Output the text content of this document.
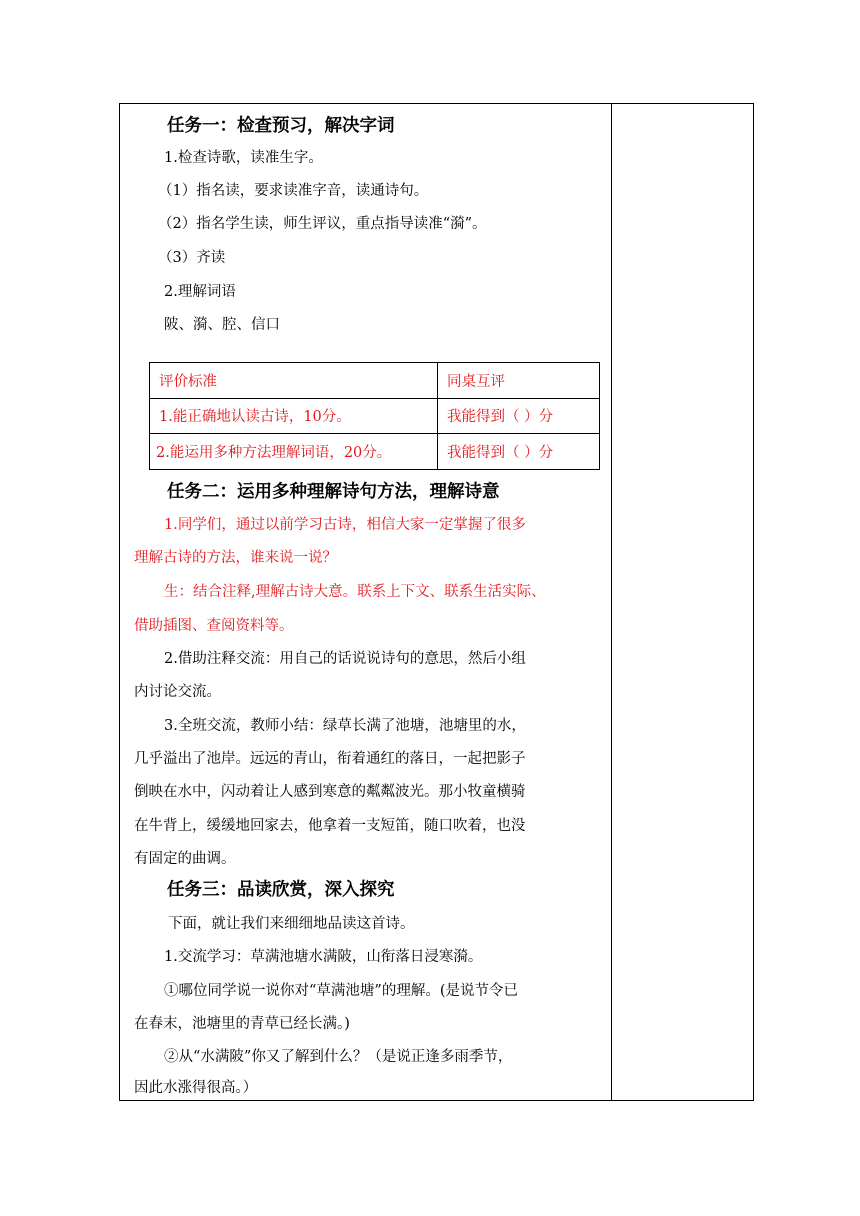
任务一：检查预习，解决字词
1.检查诗歌，读准生字。
（1）指名读，要求读准字音，读通诗句。
（2）指名学生读，师生评议，重点指导读准“漪”。
（3）齐读
2.理解词语
陂、漪、腔、信口
评价标准	同桌互评
1.能正确地认读古诗，10分。	我能得到（ ）分
2.能运用多种方法理解词语，20分。	我能得到（ ）分
任务二：运用多种理解诗句方法，理解诗意
1.同学们，通过以前学习古诗，相信大家一定掌握了很多
理解古诗的方法，谁来说一说？
生：结合注释,理解古诗大意。联系上下文、联系生活实际、
借助插图、查阅资料等。
2.借助注释交流：用自己的话说说诗句的意思，然后小组
内讨论交流。
3.全班交流，教师小结：绿草长满了池塘，池塘里的水，
几乎溢出了池岸。远远的青山，衔着通红的落日，一起把影子
倒映在水中，闪动着让人感到寒意的粼粼波光。那小牧童横骑
在牛背上，缓缓地回家去，他拿着一支短笛，随口吹着，也没
有固定的曲调。
任务三：品读欣赏，深入探究
下面，就让我们来细细地品读这首诗。
1.交流学习：草满池塘水满陂，山衔落日浸寒漪。
①哪位同学说一说你对“草满池塘”的理解。(是说节令已
在春末，池塘里的青草已经长满。)
②从“水满陂”你又了解到什么？（是说正逢多雨季节，
因此水涨得很高。）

* * *

Gather all lines where the word "我能得到" appears.

1.能正确地认读古诗，10分。	我能得到（ ）分
2.能运用多种方法理解词语，20分。	我能得到（ ）分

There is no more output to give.